Truck cop’s tough love: Ian Musgrove on the beat

Retired police officer Ian Musgrove made a mark with the Victorian truck task force and then with truckies on the second major route between Sydney and Adelaide

 

When Victoria Police leading senior constable Ian Musgrove hit town, local legend Trevor ‘Blue’ Wyatt noticed something extraordinary happening.

Car and truck accidents in the area started dropping off.

Blue should know. He’s been a volunteer ambulance driver in the Victorian Mallee town of Murrayville for 50 years.

“After a year or two of Ian being here, I think for the rest of the time we never had a truck tip over, and they were tipping over as regularly as clockwork,” Blue recalls of his mate.

“He stopped most of the accidents on the highway because everyone was looking for that mongrel copper hiding somewhere, so it slowed them down and kept them awake.”

Of local road accident victims, Blue adds this: “The help he gave the families was incredible”.

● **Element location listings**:
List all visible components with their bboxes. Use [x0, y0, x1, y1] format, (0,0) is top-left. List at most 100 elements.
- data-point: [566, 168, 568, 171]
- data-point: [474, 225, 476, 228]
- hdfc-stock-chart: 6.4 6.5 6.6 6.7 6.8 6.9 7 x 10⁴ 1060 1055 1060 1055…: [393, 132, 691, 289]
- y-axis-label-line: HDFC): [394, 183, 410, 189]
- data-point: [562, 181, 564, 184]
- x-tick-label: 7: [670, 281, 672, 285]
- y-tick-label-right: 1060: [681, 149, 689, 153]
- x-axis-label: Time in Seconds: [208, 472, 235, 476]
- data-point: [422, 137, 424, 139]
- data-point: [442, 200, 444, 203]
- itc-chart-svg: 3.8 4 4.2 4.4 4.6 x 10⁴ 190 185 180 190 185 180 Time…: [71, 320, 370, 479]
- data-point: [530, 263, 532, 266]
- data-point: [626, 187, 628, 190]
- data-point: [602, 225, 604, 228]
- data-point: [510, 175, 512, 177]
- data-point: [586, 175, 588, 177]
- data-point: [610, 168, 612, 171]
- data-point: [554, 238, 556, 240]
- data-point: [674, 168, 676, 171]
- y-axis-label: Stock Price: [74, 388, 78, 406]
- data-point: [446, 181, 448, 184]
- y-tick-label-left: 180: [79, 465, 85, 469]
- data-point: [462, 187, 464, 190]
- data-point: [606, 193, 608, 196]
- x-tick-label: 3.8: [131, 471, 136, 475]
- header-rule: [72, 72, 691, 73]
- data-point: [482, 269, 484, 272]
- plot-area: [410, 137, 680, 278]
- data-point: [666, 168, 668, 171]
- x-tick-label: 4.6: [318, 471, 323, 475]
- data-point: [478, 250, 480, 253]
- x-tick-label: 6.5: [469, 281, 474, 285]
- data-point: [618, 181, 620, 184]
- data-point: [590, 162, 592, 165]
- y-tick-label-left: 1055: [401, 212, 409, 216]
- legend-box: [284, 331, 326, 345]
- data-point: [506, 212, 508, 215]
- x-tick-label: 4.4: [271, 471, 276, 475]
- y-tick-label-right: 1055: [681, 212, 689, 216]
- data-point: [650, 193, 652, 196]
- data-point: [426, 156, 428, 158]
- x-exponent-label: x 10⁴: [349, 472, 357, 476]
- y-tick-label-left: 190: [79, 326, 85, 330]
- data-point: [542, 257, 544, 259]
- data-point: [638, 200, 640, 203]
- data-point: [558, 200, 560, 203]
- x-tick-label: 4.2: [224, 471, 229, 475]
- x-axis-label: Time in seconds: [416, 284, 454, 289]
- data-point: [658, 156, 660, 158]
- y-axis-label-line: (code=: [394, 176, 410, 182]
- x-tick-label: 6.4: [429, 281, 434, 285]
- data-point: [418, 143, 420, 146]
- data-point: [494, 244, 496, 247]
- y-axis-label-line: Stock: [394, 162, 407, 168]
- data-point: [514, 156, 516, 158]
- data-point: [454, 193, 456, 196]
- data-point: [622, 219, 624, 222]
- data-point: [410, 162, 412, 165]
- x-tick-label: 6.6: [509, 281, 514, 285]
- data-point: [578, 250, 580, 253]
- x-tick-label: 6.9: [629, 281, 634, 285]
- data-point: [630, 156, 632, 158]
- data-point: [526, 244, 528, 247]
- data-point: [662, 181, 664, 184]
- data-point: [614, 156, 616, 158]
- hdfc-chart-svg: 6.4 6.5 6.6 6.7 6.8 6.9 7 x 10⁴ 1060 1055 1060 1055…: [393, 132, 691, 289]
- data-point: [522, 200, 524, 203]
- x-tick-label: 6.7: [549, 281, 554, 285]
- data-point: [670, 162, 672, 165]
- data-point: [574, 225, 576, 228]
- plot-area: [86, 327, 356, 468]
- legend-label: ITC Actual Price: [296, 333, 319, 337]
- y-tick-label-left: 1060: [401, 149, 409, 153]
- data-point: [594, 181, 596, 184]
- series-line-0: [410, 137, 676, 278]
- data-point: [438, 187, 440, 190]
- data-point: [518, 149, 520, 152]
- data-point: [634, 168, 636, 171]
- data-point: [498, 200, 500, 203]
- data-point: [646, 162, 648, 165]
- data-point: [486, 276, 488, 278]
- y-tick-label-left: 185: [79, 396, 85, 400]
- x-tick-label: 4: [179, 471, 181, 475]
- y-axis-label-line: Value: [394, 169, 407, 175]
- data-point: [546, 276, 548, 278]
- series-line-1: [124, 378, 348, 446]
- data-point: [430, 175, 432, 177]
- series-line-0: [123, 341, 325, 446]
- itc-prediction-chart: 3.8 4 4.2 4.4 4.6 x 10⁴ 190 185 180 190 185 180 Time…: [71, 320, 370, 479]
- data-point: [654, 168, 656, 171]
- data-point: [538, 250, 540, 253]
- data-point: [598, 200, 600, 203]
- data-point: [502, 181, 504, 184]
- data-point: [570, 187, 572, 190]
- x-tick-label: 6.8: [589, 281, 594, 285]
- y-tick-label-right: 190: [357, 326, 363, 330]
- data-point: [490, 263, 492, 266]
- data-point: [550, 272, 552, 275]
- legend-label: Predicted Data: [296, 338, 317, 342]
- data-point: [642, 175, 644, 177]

● **Written tasks**:
A – According to the article about Ian Musgrove, for how many years has Trevor 'Blue' Wyatt been a volunteer ambulance driver in Murrayville?
B – Rewrite the stretch of the Ian Musgrove article from "When Victoria Police" through "for 50 years.", putting "crashes" in place of "accidents".

● **Answers to the exercises**:
A – 50 years

B –
When Victoria Police leading senior constable Ian Musgrove hit town, local legend Trevor ‘Blue’ Wyatt noticed something extraordinary happening.

Car and truck crashes in the area started dropping off.

Blue should know. He’s been a volunteer ambulance driver in the Victorian Mallee town of Murrayville for 50 years.